→ **Entries shown**

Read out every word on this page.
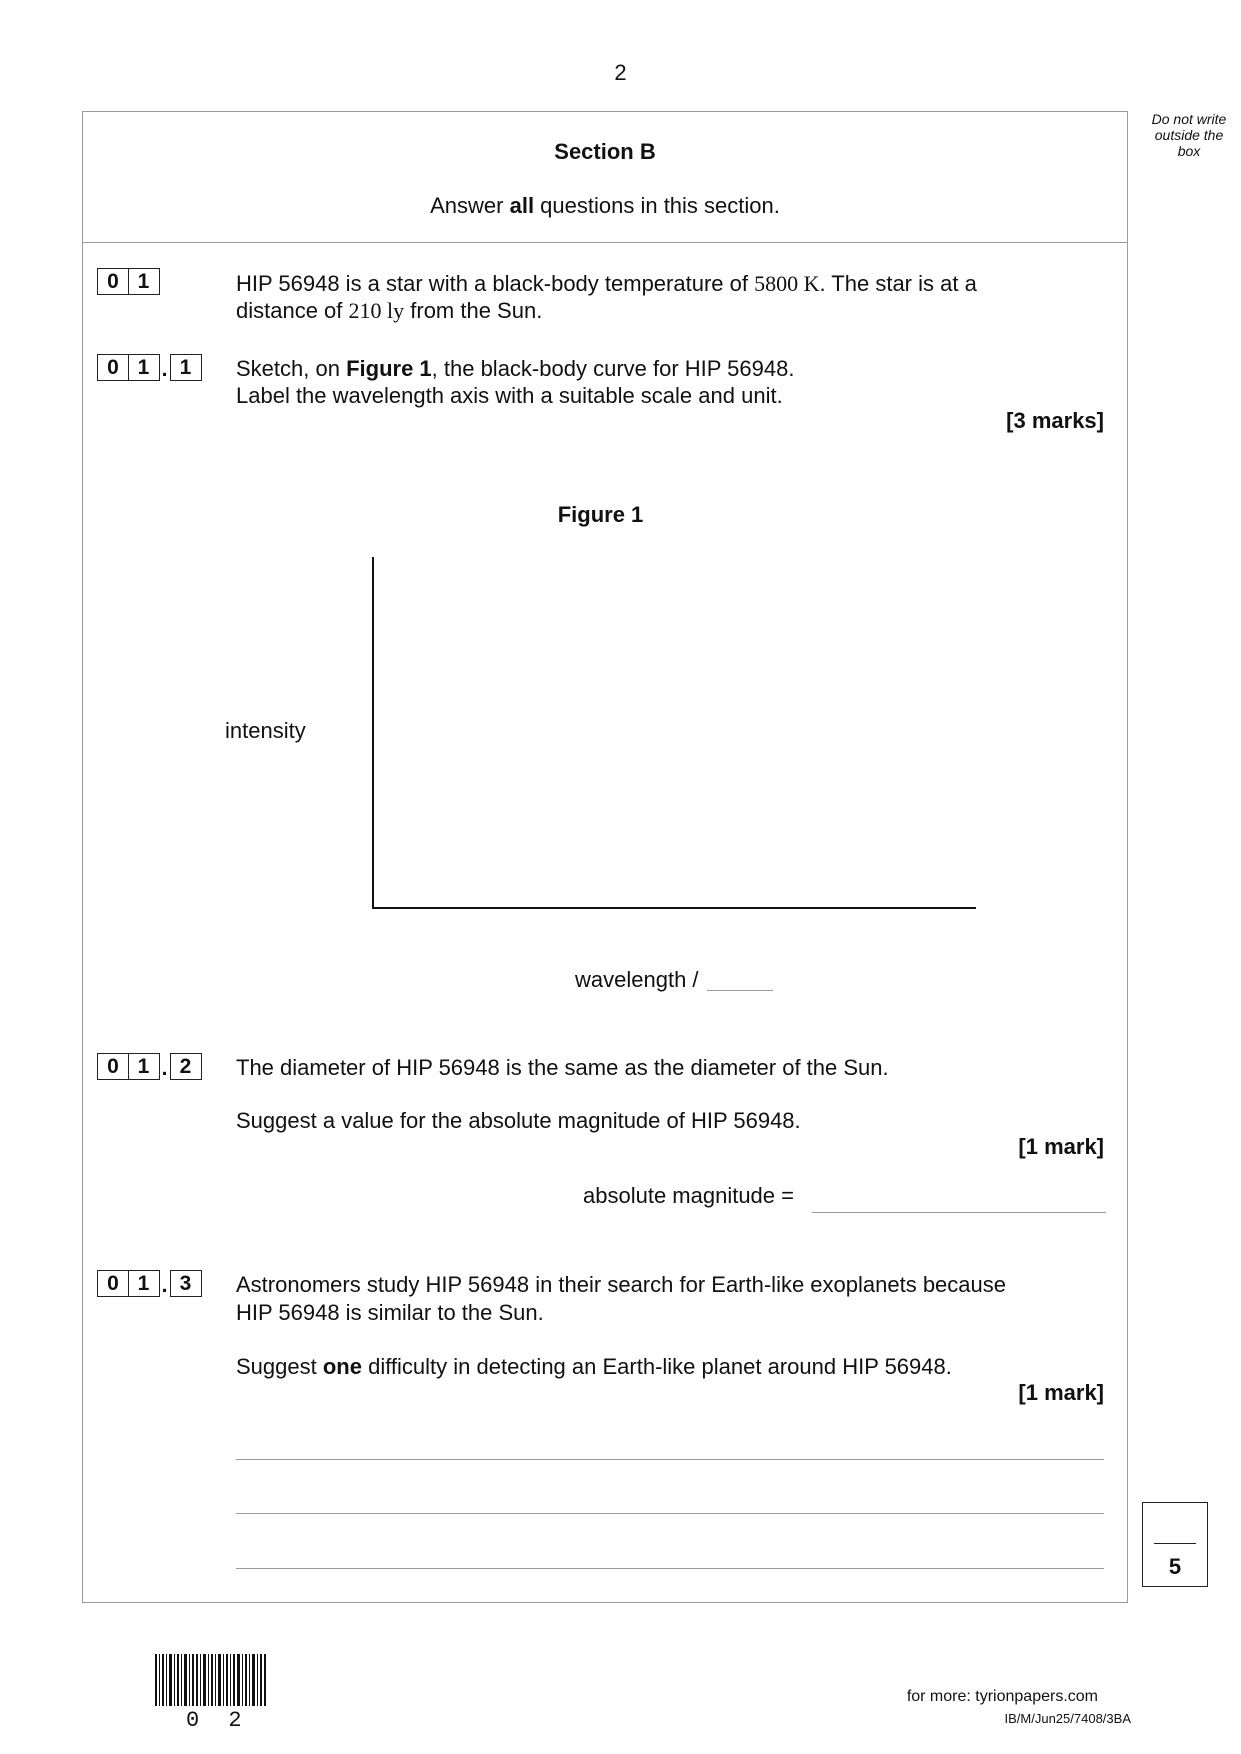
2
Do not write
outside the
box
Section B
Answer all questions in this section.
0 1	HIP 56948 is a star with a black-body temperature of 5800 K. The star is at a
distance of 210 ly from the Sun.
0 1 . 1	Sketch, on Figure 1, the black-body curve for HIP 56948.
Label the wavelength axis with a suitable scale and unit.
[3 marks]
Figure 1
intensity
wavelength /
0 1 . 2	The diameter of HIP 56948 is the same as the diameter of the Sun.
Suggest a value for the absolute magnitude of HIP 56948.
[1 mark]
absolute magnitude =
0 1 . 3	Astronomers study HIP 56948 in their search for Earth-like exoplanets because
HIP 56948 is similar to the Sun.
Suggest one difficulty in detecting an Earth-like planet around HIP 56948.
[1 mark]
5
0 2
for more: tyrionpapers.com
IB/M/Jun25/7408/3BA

→ **Problem statement**
Each line of the material must be retyped exactly, except that images are omitted.

→ **Response to the task**
Read out every word on this page.
2
Do not write
outside the
box
Section B
Answer all questions in this section.
0 1	HIP 56948 is a star with a black-body temperature of 5800 K. The star is at a
distance of 210 ly from the Sun.
0 1 . 1	Sketch, on Figure 1, the black-body curve for HIP 56948.
Label the wavelength axis with a suitable scale and unit.
[3 marks]
Figure 1
intensity
wavelength /
0 1 . 2	The diameter of HIP 56948 is the same as the diameter of the Sun.
Suggest a value for the absolute magnitude of HIP 56948.
[1 mark]
absolute magnitude =
0 1 . 3	Astronomers study HIP 56948 in their search for Earth-like exoplanets because
HIP 56948 is similar to the Sun.
Suggest one difficulty in detecting an Earth-like planet around HIP 56948.
[1 mark]
5
0 2
for more: tyrionpapers.com
IB/M/Jun25/7408/3BA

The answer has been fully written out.